* Task description
Tally the lines with the word "Tornacum" and report the number alone.

* Dataset extract
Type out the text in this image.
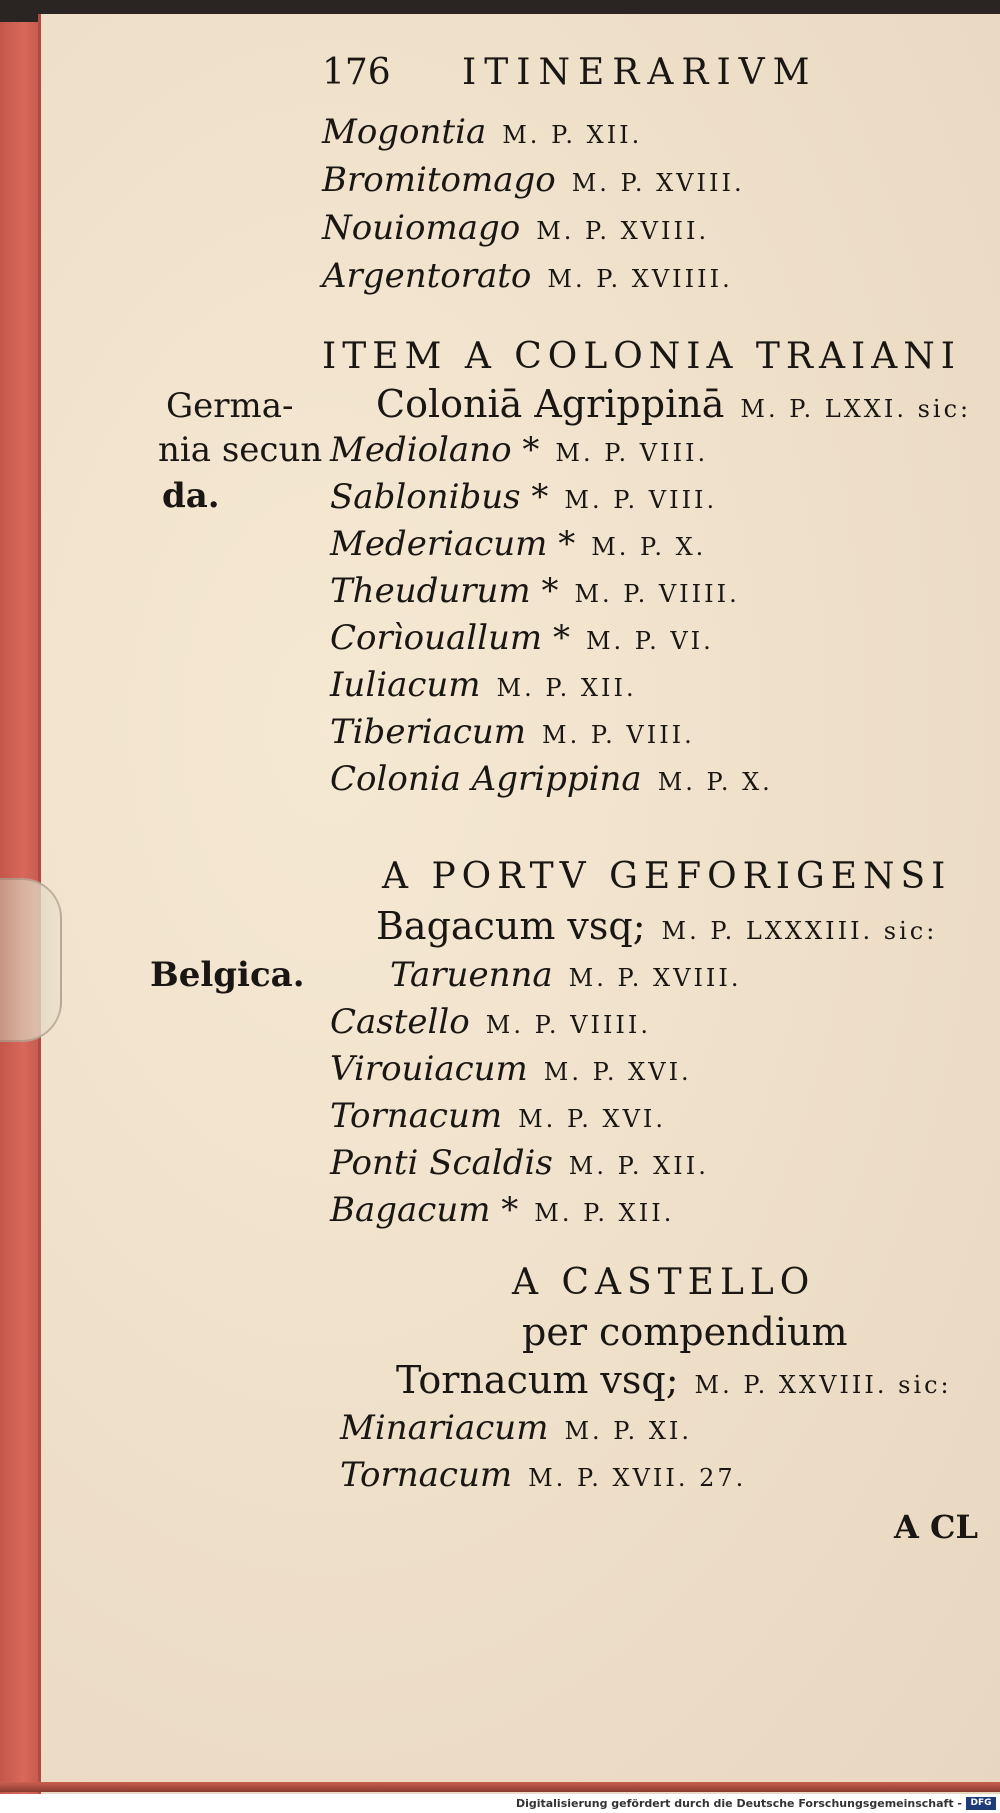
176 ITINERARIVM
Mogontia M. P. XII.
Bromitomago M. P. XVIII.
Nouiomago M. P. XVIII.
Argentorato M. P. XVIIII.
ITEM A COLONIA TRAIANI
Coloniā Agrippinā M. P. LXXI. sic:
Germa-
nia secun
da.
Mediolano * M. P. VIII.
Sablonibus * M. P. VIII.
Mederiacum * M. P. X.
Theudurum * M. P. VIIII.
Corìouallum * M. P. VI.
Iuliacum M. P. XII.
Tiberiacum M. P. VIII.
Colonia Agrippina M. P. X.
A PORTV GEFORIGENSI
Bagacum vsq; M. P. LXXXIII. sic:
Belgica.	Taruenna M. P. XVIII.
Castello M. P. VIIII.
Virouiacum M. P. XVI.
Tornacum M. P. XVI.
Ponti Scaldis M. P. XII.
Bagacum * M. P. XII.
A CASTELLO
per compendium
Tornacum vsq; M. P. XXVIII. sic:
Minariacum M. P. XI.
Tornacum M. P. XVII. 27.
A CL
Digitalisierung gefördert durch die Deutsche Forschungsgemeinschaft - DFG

* Output for this task
3